• [Written request] What is the number of lines in the entries below that include the word "脫離卑賤的事"? Provide the number only.

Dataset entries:

----

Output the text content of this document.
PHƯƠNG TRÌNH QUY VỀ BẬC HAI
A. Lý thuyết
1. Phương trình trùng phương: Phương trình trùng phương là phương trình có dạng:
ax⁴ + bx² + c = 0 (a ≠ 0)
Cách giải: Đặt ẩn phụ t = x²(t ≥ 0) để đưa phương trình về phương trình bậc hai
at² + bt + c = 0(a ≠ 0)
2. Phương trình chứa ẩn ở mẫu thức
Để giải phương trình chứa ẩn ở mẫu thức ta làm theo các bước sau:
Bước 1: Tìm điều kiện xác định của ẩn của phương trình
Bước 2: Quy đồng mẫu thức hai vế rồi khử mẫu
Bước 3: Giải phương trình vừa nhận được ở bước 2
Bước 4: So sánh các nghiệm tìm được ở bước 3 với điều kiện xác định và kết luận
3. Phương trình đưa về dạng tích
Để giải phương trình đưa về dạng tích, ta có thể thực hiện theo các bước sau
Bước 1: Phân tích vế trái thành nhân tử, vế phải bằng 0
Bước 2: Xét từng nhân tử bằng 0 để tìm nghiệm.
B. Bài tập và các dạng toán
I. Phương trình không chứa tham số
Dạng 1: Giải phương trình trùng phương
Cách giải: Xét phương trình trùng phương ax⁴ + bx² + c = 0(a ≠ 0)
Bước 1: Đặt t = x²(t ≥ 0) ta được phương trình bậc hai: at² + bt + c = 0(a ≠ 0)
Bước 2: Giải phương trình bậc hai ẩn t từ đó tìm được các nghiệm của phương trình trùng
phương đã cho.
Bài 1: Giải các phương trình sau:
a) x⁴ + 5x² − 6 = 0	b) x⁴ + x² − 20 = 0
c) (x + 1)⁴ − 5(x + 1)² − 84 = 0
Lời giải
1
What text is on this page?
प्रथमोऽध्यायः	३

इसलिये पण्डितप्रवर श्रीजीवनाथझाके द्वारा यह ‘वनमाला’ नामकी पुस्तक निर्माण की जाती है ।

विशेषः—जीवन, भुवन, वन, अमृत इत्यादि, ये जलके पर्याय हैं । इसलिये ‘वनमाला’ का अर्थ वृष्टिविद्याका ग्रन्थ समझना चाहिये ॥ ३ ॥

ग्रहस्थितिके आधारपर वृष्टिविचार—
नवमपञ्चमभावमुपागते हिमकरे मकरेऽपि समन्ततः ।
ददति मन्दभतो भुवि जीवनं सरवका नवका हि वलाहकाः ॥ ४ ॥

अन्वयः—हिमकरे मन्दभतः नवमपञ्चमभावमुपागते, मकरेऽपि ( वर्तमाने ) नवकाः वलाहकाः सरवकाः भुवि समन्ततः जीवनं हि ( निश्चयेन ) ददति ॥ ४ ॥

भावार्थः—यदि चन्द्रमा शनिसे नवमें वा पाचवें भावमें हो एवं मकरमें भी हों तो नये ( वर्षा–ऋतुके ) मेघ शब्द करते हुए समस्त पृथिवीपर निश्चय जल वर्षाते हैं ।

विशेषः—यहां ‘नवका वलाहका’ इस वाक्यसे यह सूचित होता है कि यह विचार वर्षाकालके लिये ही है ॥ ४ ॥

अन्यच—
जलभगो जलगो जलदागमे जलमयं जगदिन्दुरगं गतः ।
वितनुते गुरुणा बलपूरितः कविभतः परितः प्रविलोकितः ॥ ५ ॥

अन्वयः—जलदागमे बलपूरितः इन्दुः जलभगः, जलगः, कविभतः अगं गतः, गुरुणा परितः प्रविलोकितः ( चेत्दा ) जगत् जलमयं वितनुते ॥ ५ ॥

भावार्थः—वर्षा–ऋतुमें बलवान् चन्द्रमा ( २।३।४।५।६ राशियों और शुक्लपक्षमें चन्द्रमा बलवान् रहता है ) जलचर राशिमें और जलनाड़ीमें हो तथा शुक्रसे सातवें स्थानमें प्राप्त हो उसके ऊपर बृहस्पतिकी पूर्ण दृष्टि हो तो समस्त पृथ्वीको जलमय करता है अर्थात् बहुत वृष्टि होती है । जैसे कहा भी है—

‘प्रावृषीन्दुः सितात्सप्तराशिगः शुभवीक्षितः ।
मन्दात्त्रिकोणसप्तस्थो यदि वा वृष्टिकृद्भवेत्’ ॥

----

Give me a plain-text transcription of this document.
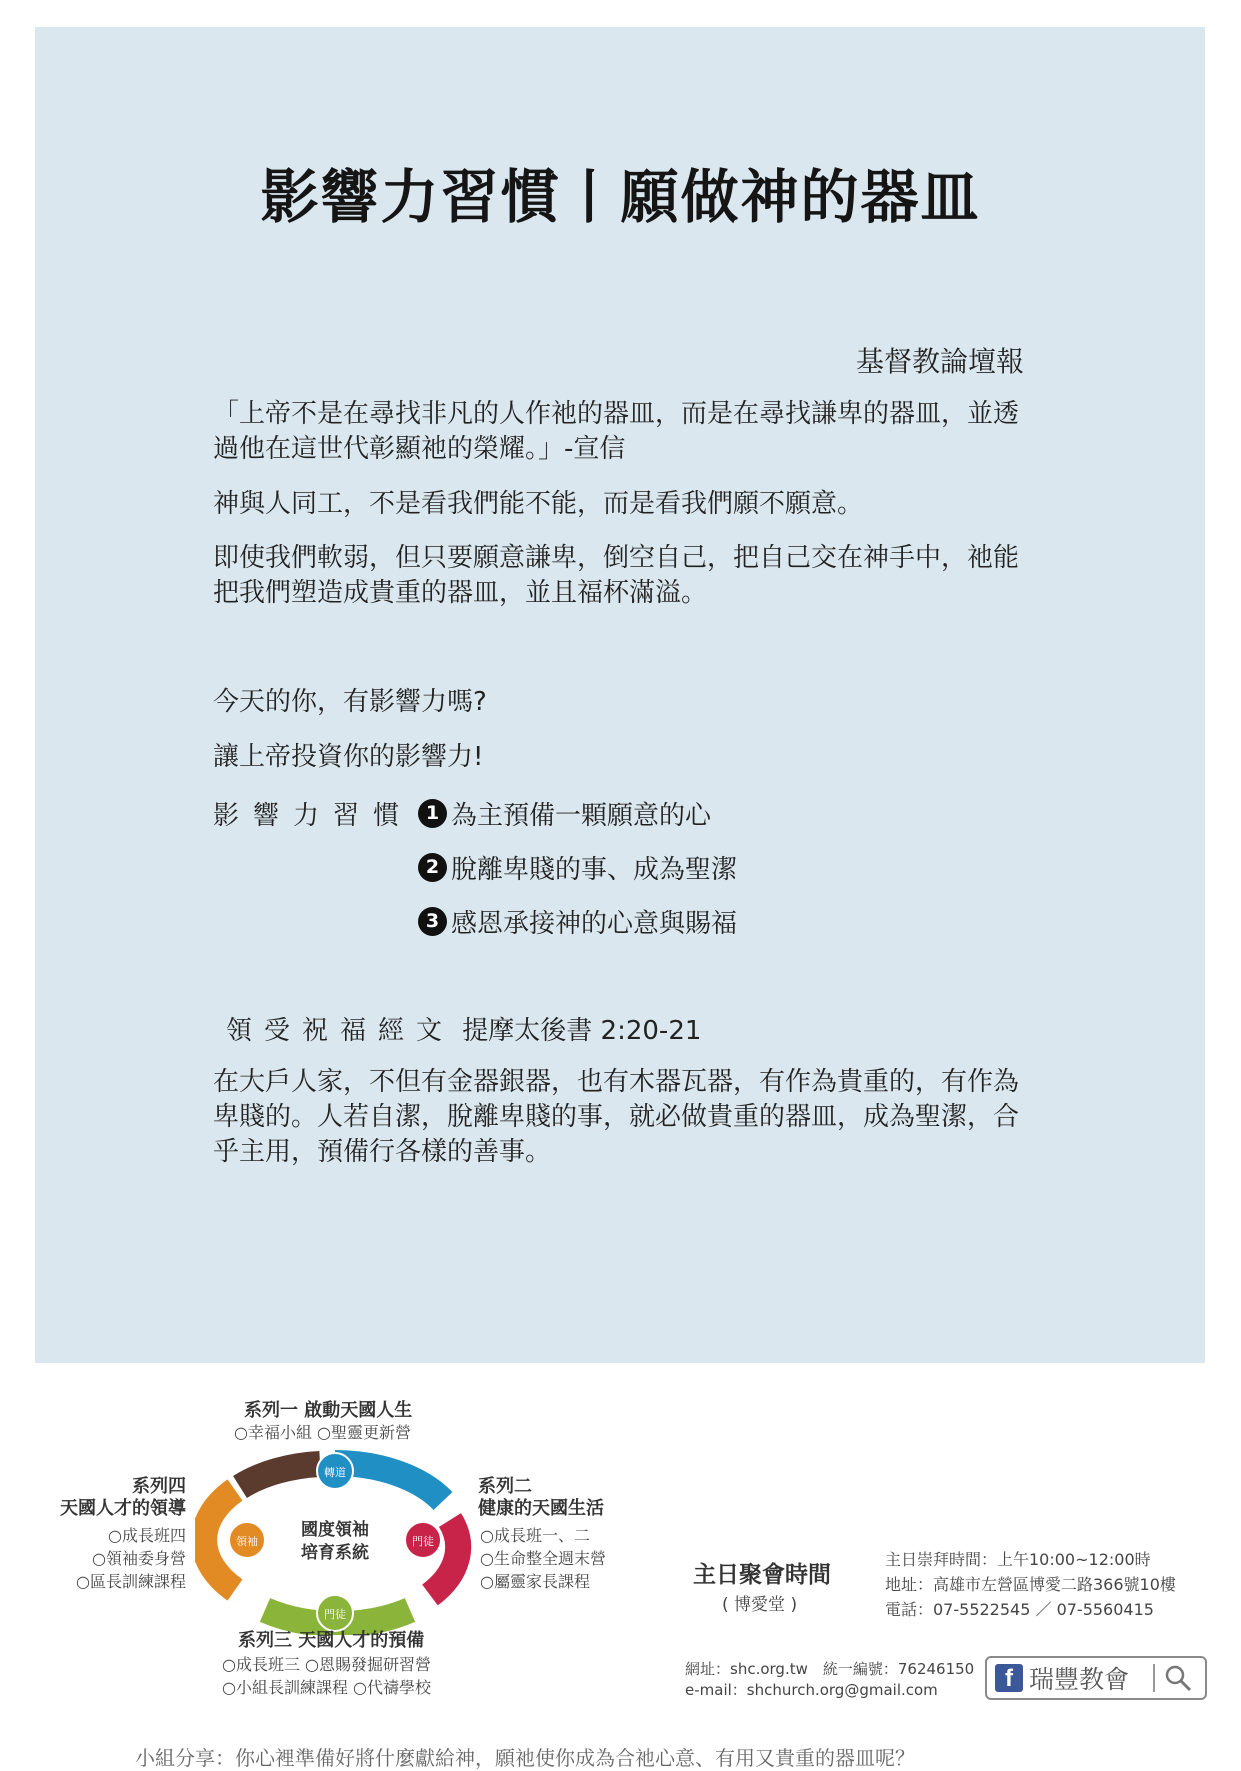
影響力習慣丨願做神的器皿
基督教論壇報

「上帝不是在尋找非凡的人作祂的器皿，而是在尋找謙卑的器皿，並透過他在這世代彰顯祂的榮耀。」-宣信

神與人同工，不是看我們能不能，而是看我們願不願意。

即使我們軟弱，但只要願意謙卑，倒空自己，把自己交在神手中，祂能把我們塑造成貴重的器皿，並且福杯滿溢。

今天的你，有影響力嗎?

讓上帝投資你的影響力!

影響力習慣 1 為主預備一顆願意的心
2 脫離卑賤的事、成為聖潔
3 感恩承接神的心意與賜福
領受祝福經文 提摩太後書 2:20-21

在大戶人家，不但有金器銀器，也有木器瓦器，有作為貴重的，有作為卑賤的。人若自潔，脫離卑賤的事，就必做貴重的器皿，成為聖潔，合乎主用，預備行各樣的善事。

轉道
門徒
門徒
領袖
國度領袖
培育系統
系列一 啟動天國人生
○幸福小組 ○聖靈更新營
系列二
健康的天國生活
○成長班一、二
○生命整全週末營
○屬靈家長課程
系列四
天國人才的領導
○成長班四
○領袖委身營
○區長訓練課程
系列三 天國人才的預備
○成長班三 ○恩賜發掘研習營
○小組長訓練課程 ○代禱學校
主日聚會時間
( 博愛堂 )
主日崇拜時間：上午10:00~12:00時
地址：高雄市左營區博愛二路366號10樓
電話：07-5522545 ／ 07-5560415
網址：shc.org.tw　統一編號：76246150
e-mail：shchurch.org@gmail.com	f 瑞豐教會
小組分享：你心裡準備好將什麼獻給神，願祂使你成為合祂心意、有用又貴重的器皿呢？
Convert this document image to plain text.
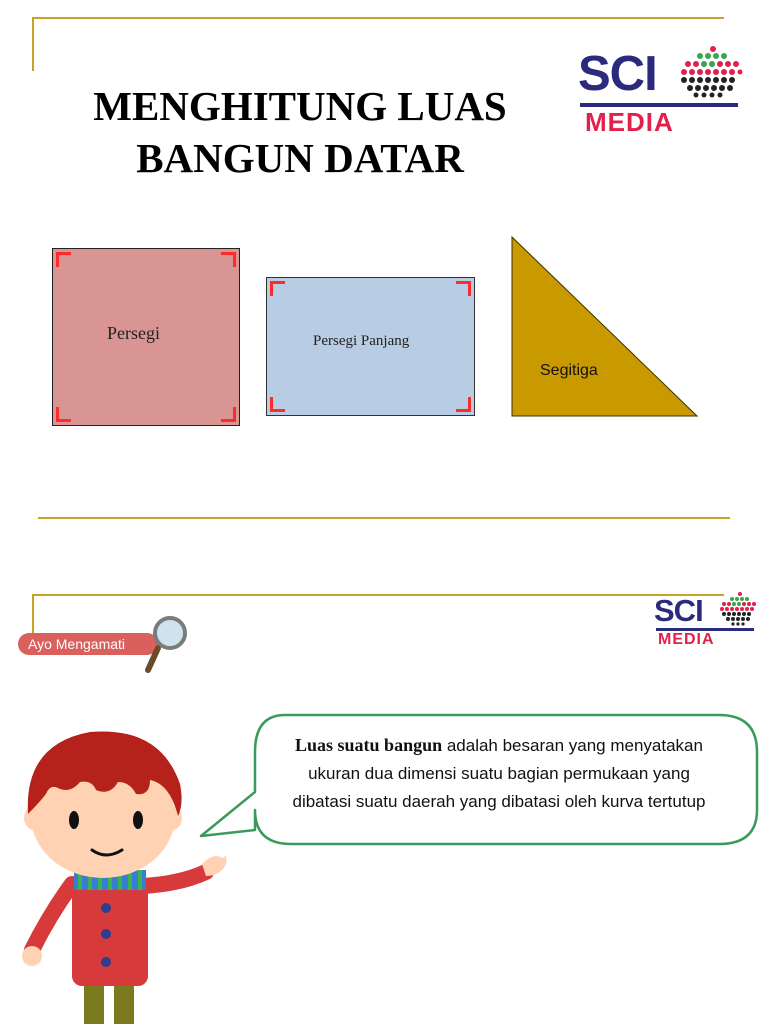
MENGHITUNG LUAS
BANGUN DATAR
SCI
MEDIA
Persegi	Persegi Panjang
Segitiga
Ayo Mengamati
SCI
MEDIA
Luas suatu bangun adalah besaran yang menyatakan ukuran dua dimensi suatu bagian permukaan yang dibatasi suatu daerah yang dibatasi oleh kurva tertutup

----

• [Correct response] 2